◆ TO BE DONE: In full and without deviation, write out the entries that follow.

◆ STORED ROWS:
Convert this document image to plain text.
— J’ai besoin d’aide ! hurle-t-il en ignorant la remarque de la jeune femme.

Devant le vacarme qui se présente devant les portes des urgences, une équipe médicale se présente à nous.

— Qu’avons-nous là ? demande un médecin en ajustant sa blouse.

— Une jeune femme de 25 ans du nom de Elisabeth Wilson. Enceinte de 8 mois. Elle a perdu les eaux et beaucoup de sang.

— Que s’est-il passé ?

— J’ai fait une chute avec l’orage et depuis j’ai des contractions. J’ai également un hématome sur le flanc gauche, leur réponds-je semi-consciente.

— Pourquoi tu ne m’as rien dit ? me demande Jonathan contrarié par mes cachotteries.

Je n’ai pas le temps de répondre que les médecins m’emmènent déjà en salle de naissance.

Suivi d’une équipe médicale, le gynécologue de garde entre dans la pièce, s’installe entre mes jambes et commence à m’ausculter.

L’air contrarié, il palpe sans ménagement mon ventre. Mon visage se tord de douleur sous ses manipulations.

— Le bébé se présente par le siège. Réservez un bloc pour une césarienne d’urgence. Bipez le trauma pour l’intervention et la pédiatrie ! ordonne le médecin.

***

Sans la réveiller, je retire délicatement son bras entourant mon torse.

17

◆ TASK SOLUTION:
Convert this document image to plain text.
— J’ai besoin d’aide ! hurle-t-il en ignorant la remarque de la jeune femme.

Devant le vacarme qui se présente devant les portes des urgences, une équipe médicale se présente à nous.

— Qu’avons-nous là ? demande un médecin en ajustant sa blouse.

— Une jeune femme de 25 ans du nom de Elisabeth Wilson. Enceinte de 8 mois. Elle a perdu les eaux et beaucoup de sang.

— Que s’est-il passé ?

— J’ai fait une chute avec l’orage et depuis j’ai des contractions. J’ai également un hématome sur le flanc gauche, leur réponds-je semi-consciente.

— Pourquoi tu ne m’as rien dit ? me demande Jonathan contrarié par mes cachotteries.

Je n’ai pas le temps de répondre que les médecins m’emmènent déjà en salle de naissance.

Suivi d’une équipe médicale, le gynécologue de garde entre dans la pièce, s’installe entre mes jambes et commence à m’ausculter.

L’air contrarié, il palpe sans ménagement mon ventre. Mon visage se tord de douleur sous ses manipulations.

— Le bébé se présente par le siège. Réservez un bloc pour une césarienne d’urgence. Bipez le trauma pour l’intervention et la pédiatrie ! ordonne le médecin.

***

Sans la réveiller, je retire délicatement son bras entourant mon torse.

17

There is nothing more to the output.